Excerpt to read
As the UK worked through the aftermath of the vote to leave the European Union, Tom Steinberg found himself frustrated. “I am actively searching through Facebook for people celebrating the Brexit leave victory,” he wrote. But to no avail. He called on his friends in the technology industry to act on this ‘echo-chamber problem’.
A day later someone else I know – a former journalist now working in the tech sector – expressed the same frustrations — on Facebook, naturally. It seems we have a problem.
At the time of writing Steinberg’s tweet has been retweeted almost 4,000 times. Clearly there is a desire for connection – and yet…
Why are they making the demand of social media companies — and not news organisations?

The key word to use in any search on Facebook is ‘I’. If you want to find people on Twitter you might also try #useapen or #takecontrol.
Technology’s role used to be our role
There is something in that tweet – and the volume of retweets it received – that says something about how we see technology now: both as something separate from society and something that we look to to ‘solve’ its problems.
Remember when we thought that was journalists’ role?
The ‘filter bubble’ of the UK press is well documented, no more so than in SubScribe’s thorough analysis of selective Daily Mail coverage, but that is “the British press”.

We expect Facebook to solve the echo chamber problem, but not newspapers. Image from SubScribe
Why? Maybe we accept it as a price to pay for the freedom of the press. Maybe because the media is regulated in ways that Facebook is not.
Maybe we expect technology to be designed in ways that newspaper coverage is not.
Maybe we are just used to newspaper bias, indeed strangely proud of it, whereas social media bias still has the capacity to provoke outrage.
Maybe we fear being seen as being ‘complainers’ or ‘bad losers’.
Maybe we know the response: if you don’t like it, buy another newspaper.
And we can say the same thing of social media: “If you don’t like Facebook, try Twitter.” But that’s not the point.
A fixed algorithm
In time I believe we will come to terms with the biases of social media just as we have with the biases of journalism: and I do not mean just the obvious biases of the Daily Mail, Sun, Guardian and Telegraph, but the biases of a news system with an algorithm every bit as fixed as Facebook’s, expressed in formulae like white lives > black lives
and south > north
.
That algorithm is expressed in recruitment too: in the last 3 years 98% of new hires had a degree and over a third had a master’s. Although I teach one of those masters degrees myself, I do not think this is good for journalism’s filter bubble. Half of the country is not represented in our newsrooms.
Tom’s experience, meanwhile, was not mine: I saw Facebook updates from people who voted on both sides of the debate.
And the image that stuck out was the image below: shared by people who voted Leave suggesting that if Facebook was an echo chamber, well then it wasn’t quite working well enough.

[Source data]
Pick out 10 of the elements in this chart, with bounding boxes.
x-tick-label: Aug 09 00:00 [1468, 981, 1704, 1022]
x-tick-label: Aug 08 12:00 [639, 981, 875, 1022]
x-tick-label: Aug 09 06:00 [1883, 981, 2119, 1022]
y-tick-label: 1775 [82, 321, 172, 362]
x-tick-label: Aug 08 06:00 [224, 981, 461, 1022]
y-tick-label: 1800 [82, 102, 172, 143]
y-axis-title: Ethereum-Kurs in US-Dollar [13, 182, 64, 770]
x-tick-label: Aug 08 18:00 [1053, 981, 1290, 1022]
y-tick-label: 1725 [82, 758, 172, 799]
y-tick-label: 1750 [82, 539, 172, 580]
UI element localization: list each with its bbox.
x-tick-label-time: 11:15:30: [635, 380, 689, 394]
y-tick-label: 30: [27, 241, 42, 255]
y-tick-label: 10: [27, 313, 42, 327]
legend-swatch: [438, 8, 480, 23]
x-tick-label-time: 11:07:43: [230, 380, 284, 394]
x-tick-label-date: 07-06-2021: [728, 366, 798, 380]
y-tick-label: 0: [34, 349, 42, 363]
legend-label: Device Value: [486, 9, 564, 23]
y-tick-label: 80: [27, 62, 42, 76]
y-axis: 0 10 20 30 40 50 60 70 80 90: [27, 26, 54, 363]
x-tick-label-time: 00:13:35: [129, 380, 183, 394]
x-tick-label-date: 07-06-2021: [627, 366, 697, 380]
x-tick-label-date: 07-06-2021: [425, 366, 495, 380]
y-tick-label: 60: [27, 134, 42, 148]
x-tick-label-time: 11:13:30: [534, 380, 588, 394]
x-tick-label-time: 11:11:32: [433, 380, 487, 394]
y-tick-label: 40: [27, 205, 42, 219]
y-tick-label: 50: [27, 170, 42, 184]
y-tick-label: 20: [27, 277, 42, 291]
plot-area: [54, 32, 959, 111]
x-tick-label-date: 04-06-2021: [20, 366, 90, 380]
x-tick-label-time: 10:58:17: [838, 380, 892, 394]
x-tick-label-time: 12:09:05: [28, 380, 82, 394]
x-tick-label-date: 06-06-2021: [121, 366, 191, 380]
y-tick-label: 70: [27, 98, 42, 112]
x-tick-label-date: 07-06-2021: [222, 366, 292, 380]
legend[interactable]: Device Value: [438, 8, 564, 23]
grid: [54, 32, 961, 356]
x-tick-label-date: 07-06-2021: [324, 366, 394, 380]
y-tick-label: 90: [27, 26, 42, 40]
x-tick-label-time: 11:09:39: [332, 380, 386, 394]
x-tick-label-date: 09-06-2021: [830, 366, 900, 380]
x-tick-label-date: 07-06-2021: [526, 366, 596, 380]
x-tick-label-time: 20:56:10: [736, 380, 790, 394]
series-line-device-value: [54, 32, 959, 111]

Required tasks
(a) Show each line of the listing that contains the string "date", treating uppercase and lowercase as different.
(b) Pick up the article on the Brexit echo chamber where it ends, and write what comes next.
The article and the listing were taken from unrelated sources.

Expected results
(a)
x-tick-label-date: 07-06-2021: [728, 366, 798, 380]
x-tick-label-date: 07-06-2021: [627, 366, 697, 380]
x-tick-label-date: 07-06-2021: [425, 366, 495, 380]
x-tick-label-date: 04-06-2021: [20, 366, 90, 380]
x-tick-label-date: 06-06-2021: [121, 366, 191, 380]
x-tick-label-date: 07-06-2021: [222, 366, 292, 380]
x-tick-label-date: 07-06-2021: [324, 366, 394, 380]
x-tick-label-date: 09-06-2021: [830, 366, 900, 380]
x-tick-label-date: 07-06-2021: [526, 366, 596, 380]

(b)
This meme was shared by Leave voters on Facebook
Design your filter bubble out
I do not live in London: this is a deliberate decision in part to avoid the filter bubble within which 60% of UK journalists live. I have lost count of the number of times a broadcast journalist from a national media organisation has called me for an interview — only for them to realise that I’m not based in the capital and cut the call short.
“Ah, we can’t interview you then.”
Fair enough. Journalists often resort to the path of least resistance when they need to hit a deadline (two words: Taxpayers Alliance). The fact that they’re calling me in the first place is probably because they or a colleague already has my phone number. I’m white, male, and easy to find on social media and the web. I’m now part of the ‘establishment’ and I’m not going to pretend otherwise.
Amidst the panic and confusion in the UK since Friday, though, one encouraging move has been visible: journalists visiting places like Meriden, Sunderland and Northampton in a search for the other half of the country. Trying to answer Tom Steinberg’s question and give a voice to the until-the-referendum-voiceless.
Soon they will return to their desks and their computers, and their algorithms will resume normal service. But perhaps they will have a slightly different perception of their audiences; perhaps those newsroom algorithms might change by a degree.
Perhaps.
You design your own filter bubble. And now a journalist’s beat is not just the physical paths that they tread but the data trails that they leave behind as they navigate social media and the web: following accounts, liking pages and friending individuals they may not even like or agree with. In fact, preferably exactly those types of people and groups.
Designing serendipity into your workflow is now part of what makes a good journalist: curiosity expressed algorithmically. Design your way out of the filter bubble.
This type of ‘filter bubble’ ie what you see on social media rathe then the orginal meaning of what a Google search showed you s without doubt more about the separation of actual people. In the famous ‘six degrees of separation’ experiment the envelopes crossed the USA; but not social classes.
It’s still rather the same challenge as a journalist has always had.
There is nothing new in these thoughts. Everything is described in the Pierre Bourdieu’s publication “On Television”. I would say that Mr. Steinberg in this case is just an amateur)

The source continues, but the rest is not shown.